* [INSTRUCTION]: Take every line where the string "image" appears and copy it.

(Saved data entries)
= = = =
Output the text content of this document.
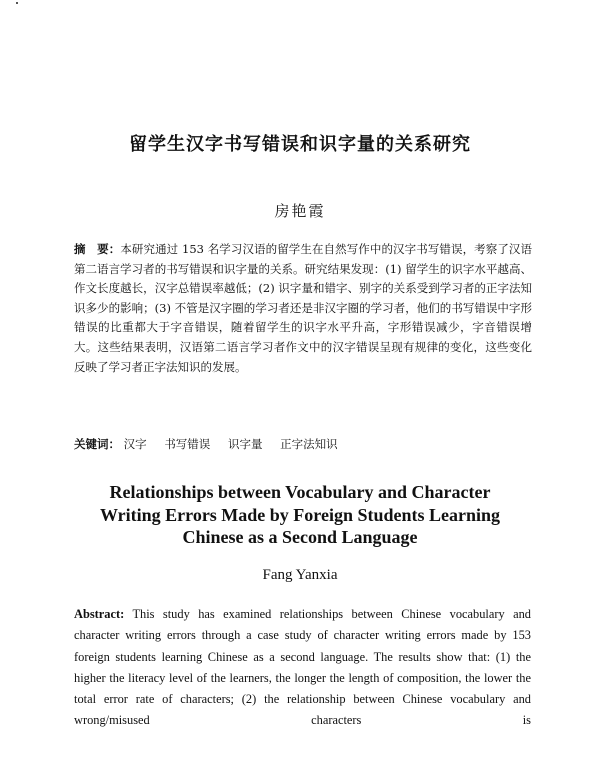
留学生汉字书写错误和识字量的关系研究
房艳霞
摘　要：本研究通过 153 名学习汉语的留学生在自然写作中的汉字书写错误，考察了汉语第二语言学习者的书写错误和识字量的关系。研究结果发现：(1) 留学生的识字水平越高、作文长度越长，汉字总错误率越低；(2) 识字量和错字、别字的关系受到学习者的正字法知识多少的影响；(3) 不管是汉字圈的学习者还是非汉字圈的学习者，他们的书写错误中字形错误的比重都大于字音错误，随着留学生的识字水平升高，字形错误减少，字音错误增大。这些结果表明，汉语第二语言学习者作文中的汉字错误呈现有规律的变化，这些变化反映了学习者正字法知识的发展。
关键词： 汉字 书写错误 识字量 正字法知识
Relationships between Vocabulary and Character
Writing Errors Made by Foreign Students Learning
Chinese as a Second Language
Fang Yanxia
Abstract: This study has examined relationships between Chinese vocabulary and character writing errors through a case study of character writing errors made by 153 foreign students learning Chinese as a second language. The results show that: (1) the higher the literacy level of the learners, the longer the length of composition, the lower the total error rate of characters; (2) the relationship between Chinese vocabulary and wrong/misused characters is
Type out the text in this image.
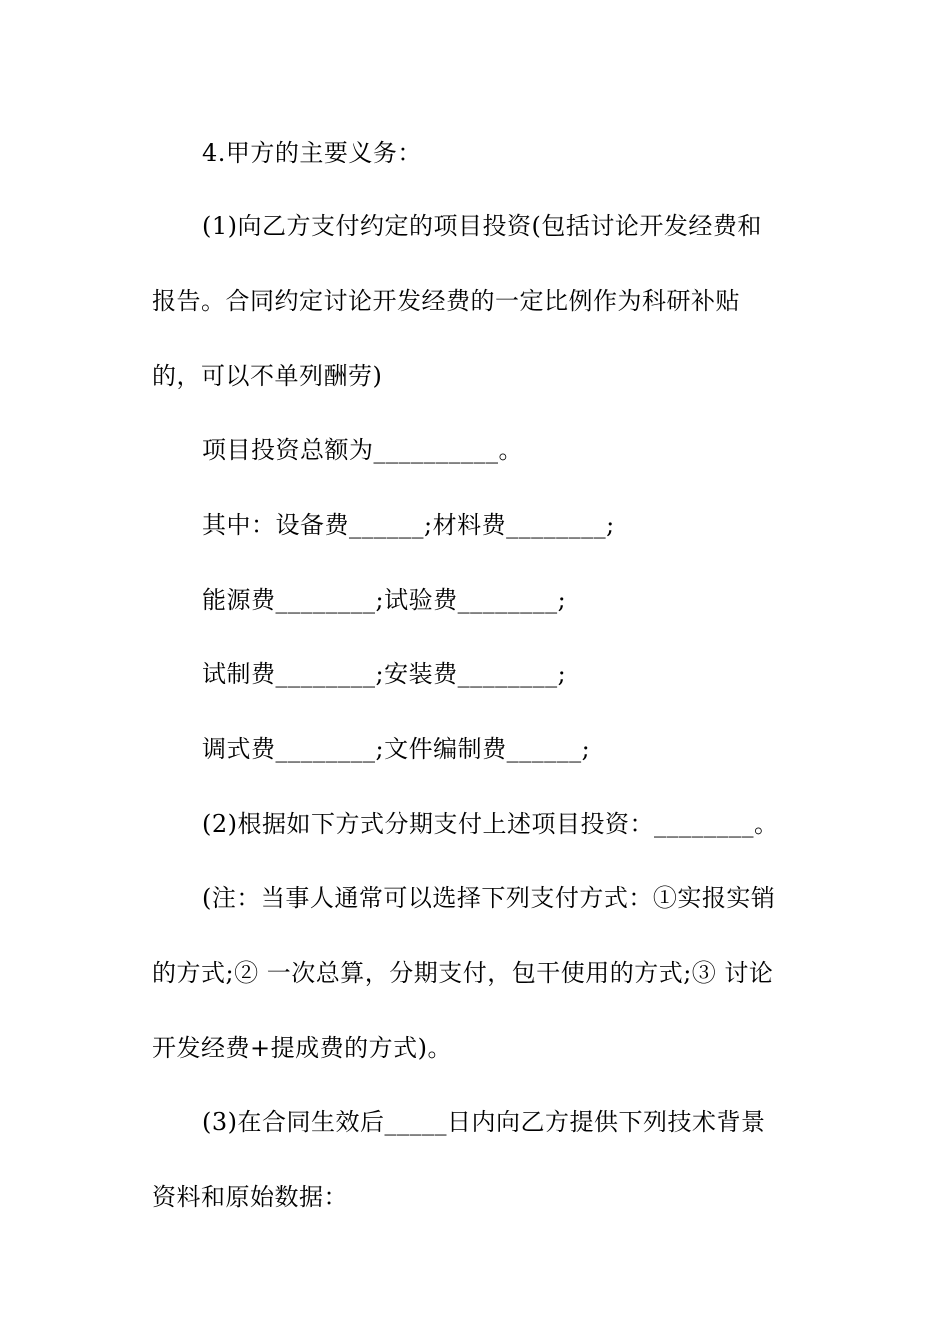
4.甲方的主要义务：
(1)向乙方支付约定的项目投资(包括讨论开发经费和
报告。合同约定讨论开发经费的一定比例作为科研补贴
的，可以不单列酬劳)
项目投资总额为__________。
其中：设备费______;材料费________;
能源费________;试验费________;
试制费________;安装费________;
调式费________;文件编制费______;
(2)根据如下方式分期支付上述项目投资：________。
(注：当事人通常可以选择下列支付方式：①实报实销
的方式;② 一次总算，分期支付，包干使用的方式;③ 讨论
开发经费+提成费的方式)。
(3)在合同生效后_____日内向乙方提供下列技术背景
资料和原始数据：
= = = =
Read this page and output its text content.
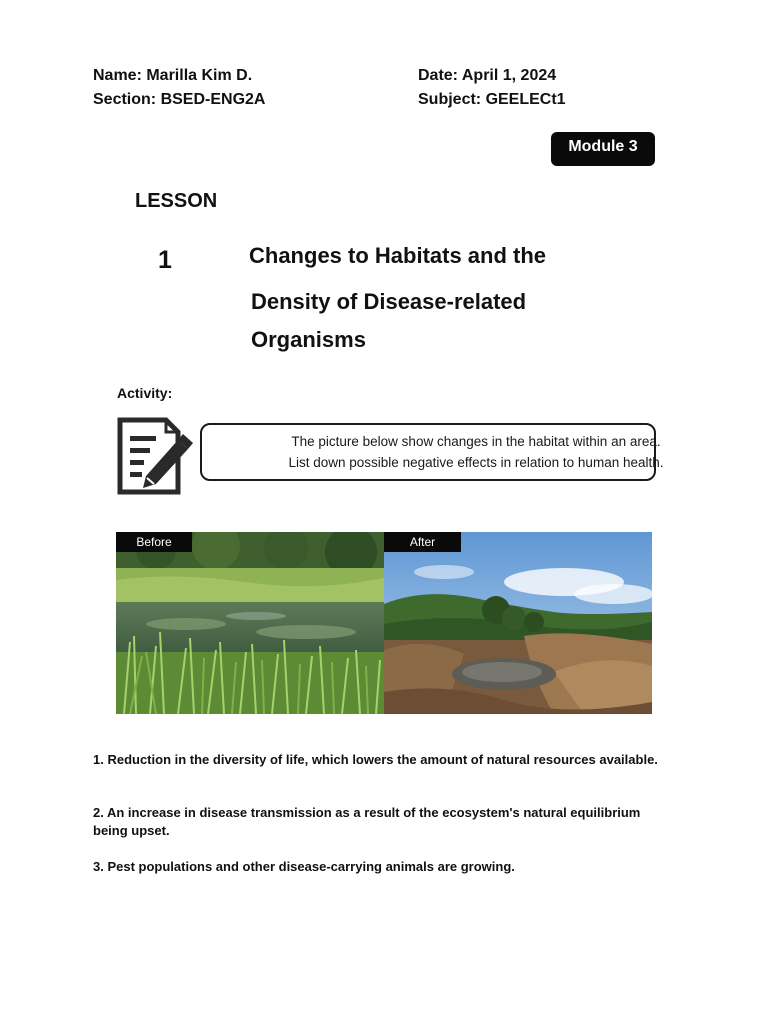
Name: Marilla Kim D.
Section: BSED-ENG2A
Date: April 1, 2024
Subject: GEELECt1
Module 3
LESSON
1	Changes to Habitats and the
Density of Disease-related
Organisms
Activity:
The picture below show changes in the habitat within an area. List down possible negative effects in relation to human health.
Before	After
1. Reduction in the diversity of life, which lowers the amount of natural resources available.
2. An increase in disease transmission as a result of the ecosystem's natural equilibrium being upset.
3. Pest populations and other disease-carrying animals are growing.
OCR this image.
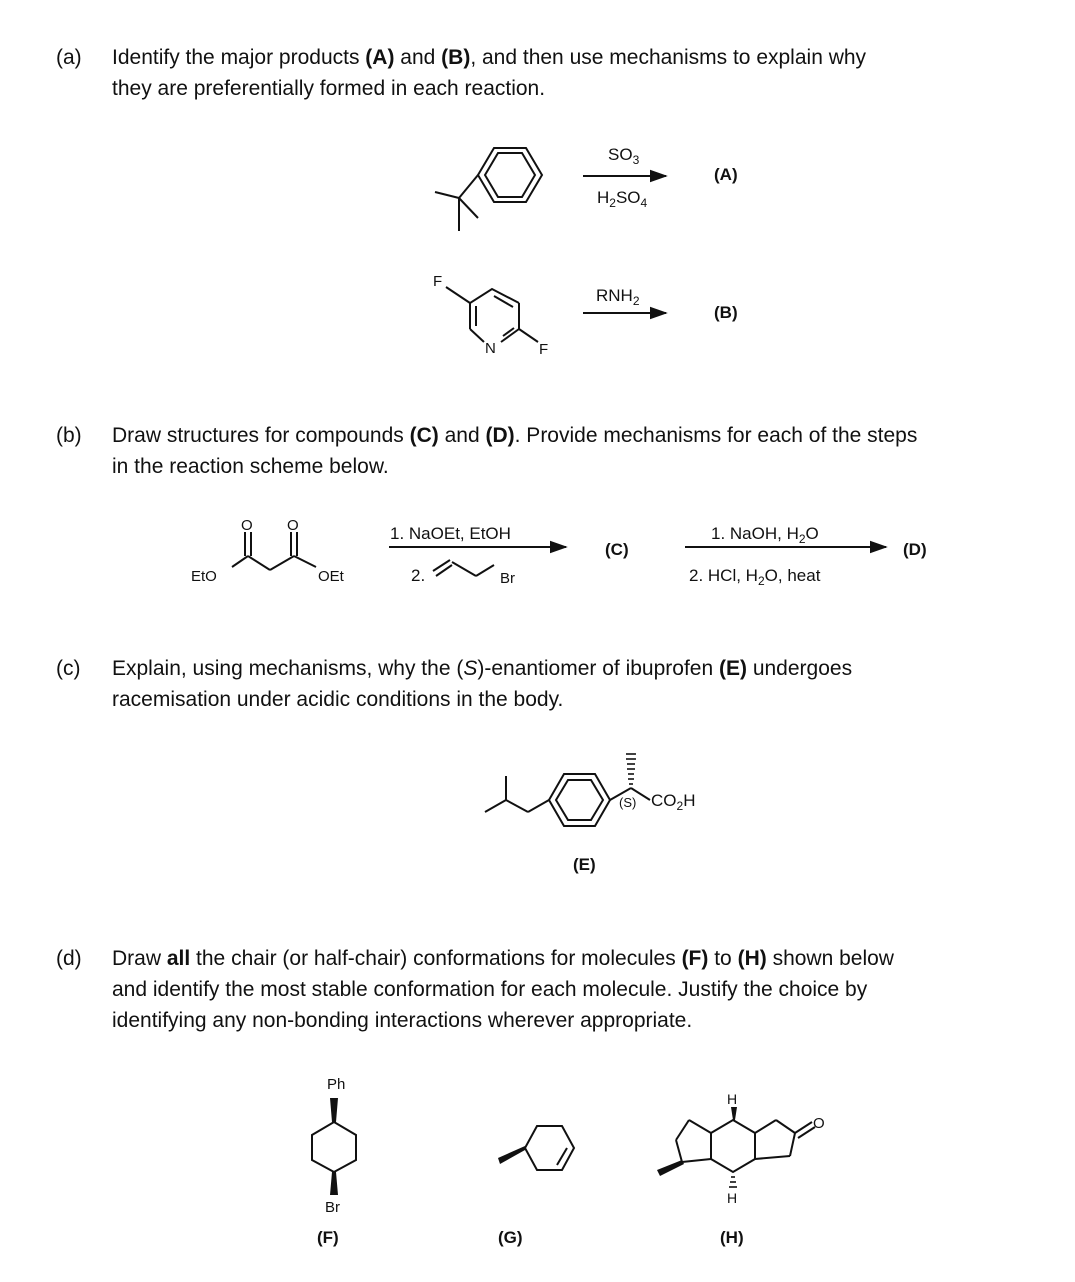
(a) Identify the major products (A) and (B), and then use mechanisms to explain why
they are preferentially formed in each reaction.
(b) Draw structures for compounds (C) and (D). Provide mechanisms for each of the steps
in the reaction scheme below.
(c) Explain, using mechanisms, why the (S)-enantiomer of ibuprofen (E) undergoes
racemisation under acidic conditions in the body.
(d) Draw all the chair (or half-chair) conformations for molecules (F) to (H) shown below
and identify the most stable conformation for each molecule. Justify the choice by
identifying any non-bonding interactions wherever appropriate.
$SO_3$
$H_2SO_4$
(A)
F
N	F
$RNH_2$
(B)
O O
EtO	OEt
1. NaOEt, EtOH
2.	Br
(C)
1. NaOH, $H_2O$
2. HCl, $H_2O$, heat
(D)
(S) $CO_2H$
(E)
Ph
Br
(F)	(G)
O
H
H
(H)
= = = =
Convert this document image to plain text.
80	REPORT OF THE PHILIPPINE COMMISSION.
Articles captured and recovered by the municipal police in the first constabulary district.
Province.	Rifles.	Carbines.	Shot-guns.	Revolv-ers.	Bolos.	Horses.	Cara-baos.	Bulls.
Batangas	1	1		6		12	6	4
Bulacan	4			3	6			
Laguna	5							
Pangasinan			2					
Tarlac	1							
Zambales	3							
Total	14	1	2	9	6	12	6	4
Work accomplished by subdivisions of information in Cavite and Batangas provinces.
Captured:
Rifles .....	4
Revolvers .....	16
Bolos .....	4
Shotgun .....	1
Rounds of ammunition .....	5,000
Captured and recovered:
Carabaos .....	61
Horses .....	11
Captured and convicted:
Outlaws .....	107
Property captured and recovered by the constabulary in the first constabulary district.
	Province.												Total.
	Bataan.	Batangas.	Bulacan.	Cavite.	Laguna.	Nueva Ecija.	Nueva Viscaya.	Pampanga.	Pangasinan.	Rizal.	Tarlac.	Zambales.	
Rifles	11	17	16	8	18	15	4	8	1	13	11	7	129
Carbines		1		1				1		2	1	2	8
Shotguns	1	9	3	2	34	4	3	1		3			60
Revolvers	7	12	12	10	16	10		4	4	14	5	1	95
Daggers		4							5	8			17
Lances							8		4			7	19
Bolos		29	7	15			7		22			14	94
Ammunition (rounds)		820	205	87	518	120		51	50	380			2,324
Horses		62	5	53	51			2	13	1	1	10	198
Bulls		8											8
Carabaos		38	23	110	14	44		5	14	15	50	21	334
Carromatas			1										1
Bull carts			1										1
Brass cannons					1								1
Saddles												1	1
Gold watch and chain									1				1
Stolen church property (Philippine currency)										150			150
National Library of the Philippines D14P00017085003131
= = = =
* [OUTPUT BELOW]:
Type out the text in this image.
OCR this image.
Convert this document image to plain text.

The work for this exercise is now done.